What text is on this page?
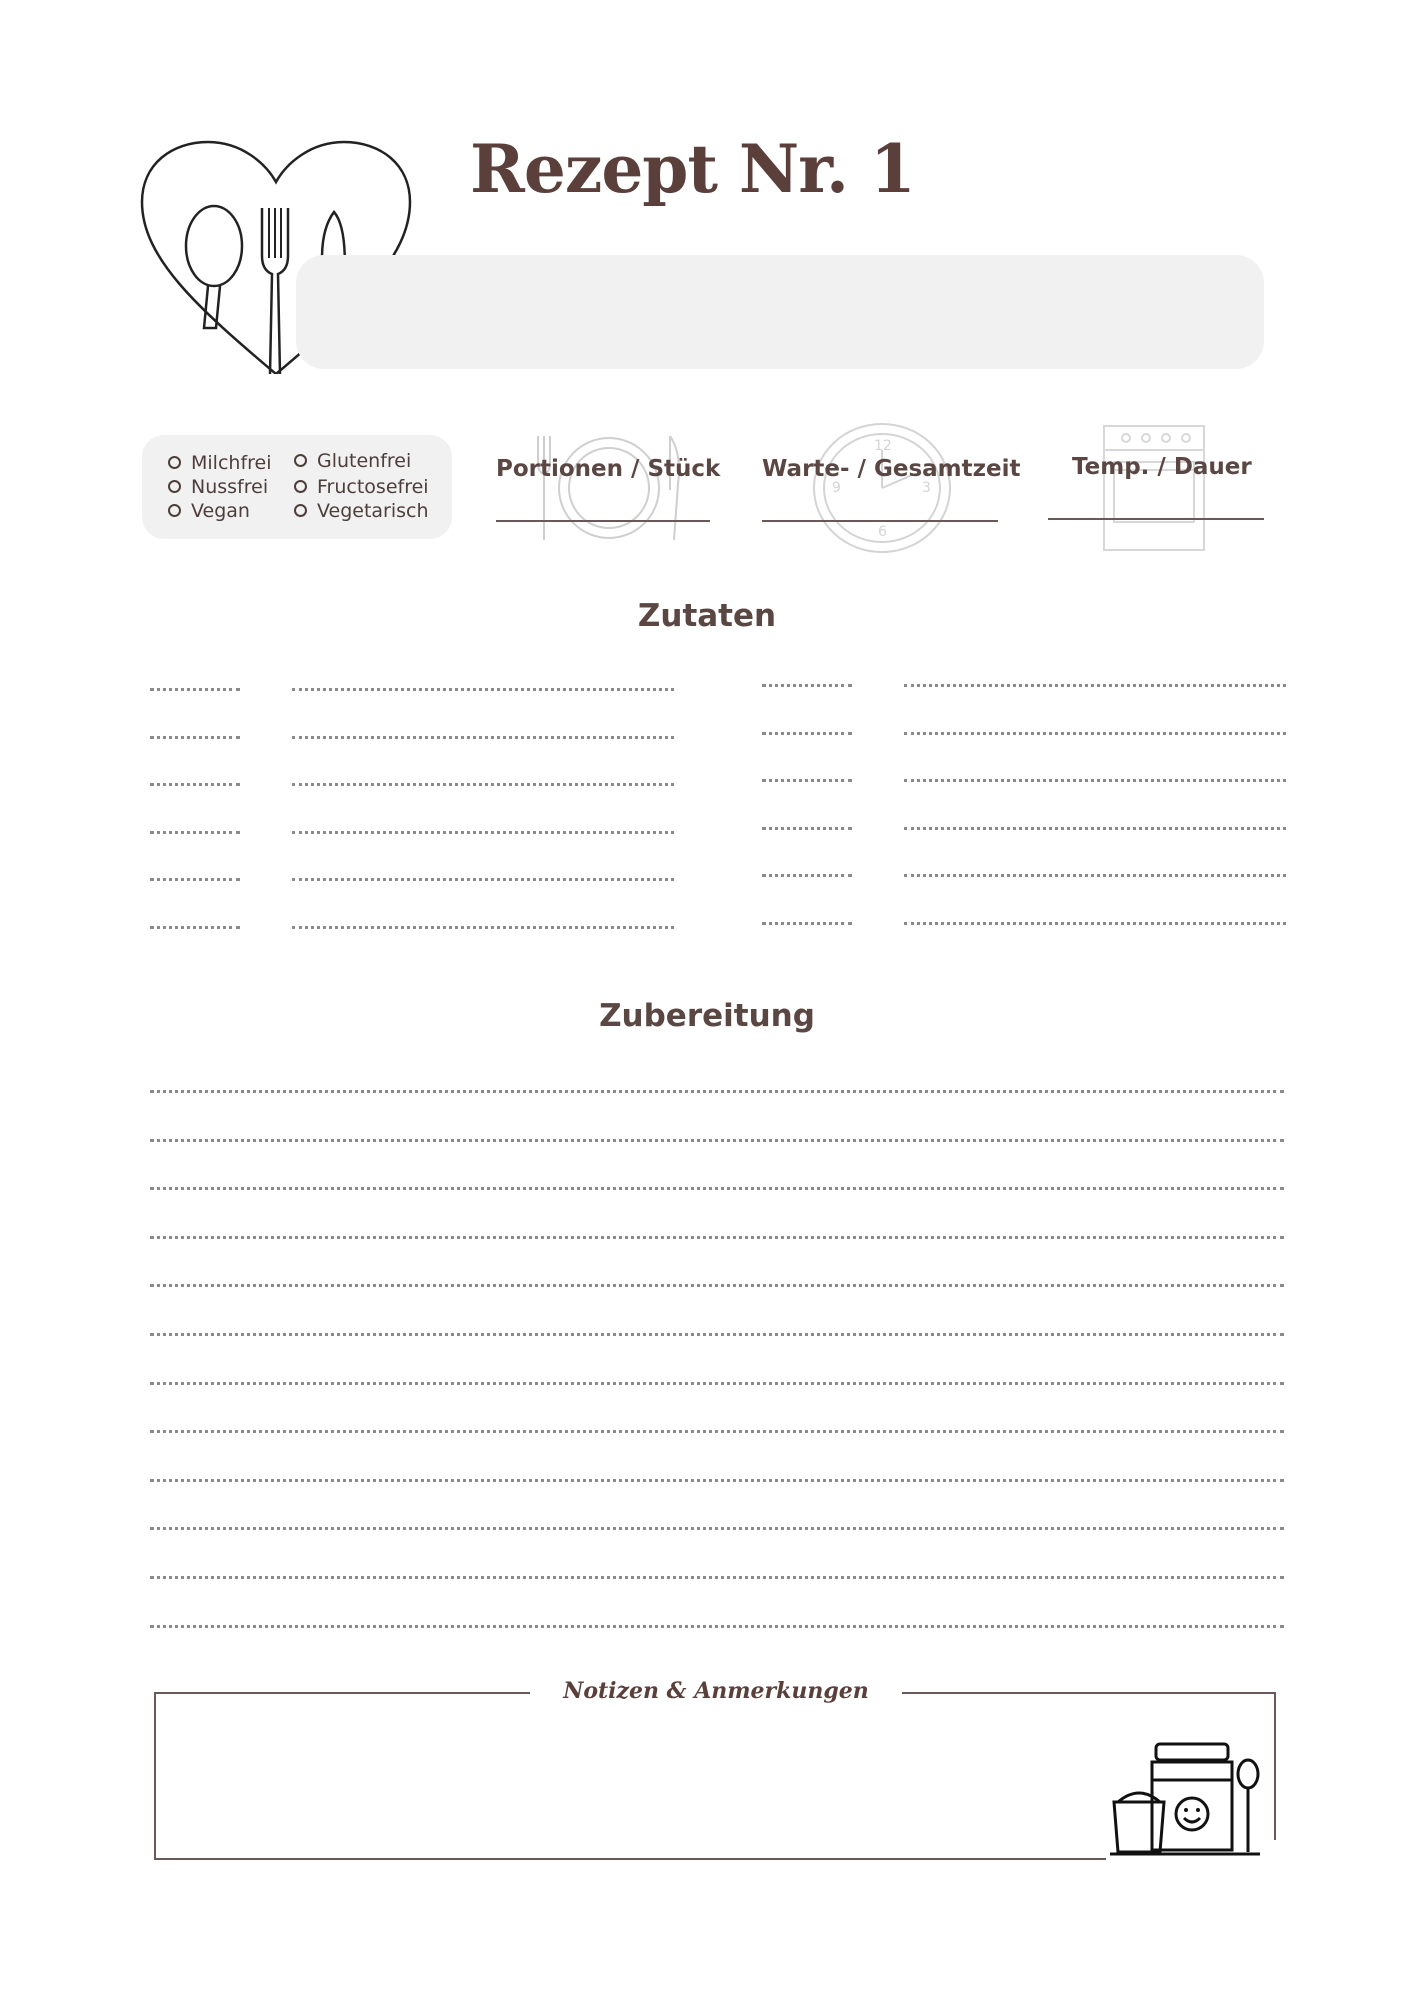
Rezept Nr. 1
Milchfrei
Nussfrei
Vegan
Glutenfrei
Fructosefrei
Vegetarisch
Portionen / Stück
12
3
6
9
Warte- / Gesamtzeit Temp. / Dauer
Zutaten
Zubereitung
Notizen & Anmerkungen
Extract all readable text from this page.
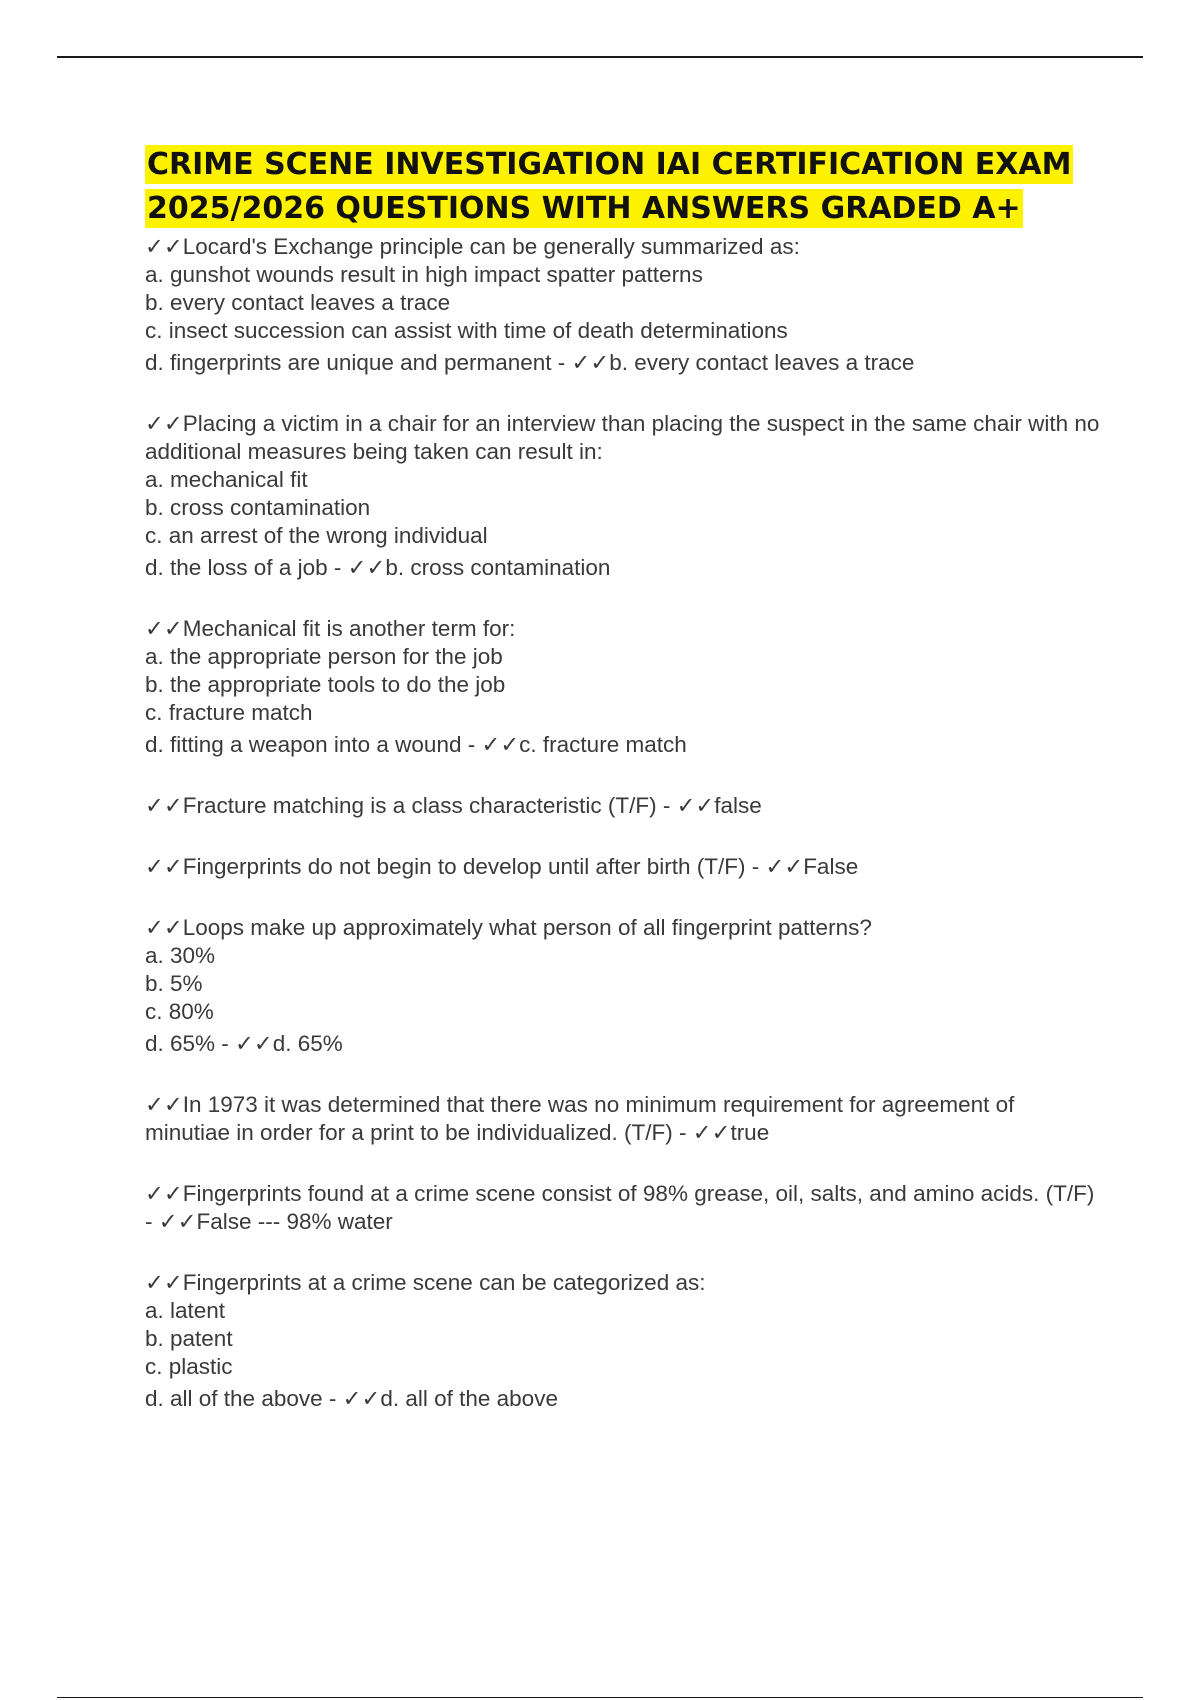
CRIME SCENE INVESTIGATION IAI CERTIFICATION EXAM
2025/2026 QUESTIONS WITH ANSWERS GRADED A+

✓✓Locard's Exchange principle can be generally summarized as:

a. gunshot wounds result in high impact spatter patterns

b. every contact leaves a trace

c. insect succession can assist with time of death determinations

d. fingerprints are unique and permanent - ✓✓b. every contact leaves a trace

✓✓Placing a victim in a chair for an interview than placing the suspect in the same chair with no additional measures being taken can result in:

a. mechanical fit

b. cross contamination

c. an arrest of the wrong individual

d. the loss of a job - ✓✓b. cross contamination

✓✓Mechanical fit is another term for:

a. the appropriate person for the job

b. the appropriate tools to do the job

c. fracture match

d. fitting a weapon into a wound - ✓✓c. fracture match

✓✓Fracture matching is a class characteristic (T/F) - ✓✓false

✓✓Fingerprints do not begin to develop until after birth (T/F) - ✓✓False

✓✓Loops make up approximately what person of all fingerprint patterns?

a. 30%

b. 5%

c. 80%

d. 65% - ✓✓d. 65%

✓✓In 1973 it was determined that there was no minimum requirement for agreement of minutiae in order for a print to be individualized. (T/F) - ✓✓true

✓✓Fingerprints found at a crime scene consist of 98% grease, oil, salts, and amino acids. (T/F) - ✓✓False --- 98% water

✓✓Fingerprints at a crime scene can be categorized as:

a. latent

b. patent

c. plastic

d. all of the above - ✓✓d. all of the above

**WHAT YOU ARE ASKED TO DO**
Copy out all lines where the word "cross" appears.

**COMPLETE RESPONSE**
b. cross contamination
d. the loss of a job - ✓✓b. cross contamination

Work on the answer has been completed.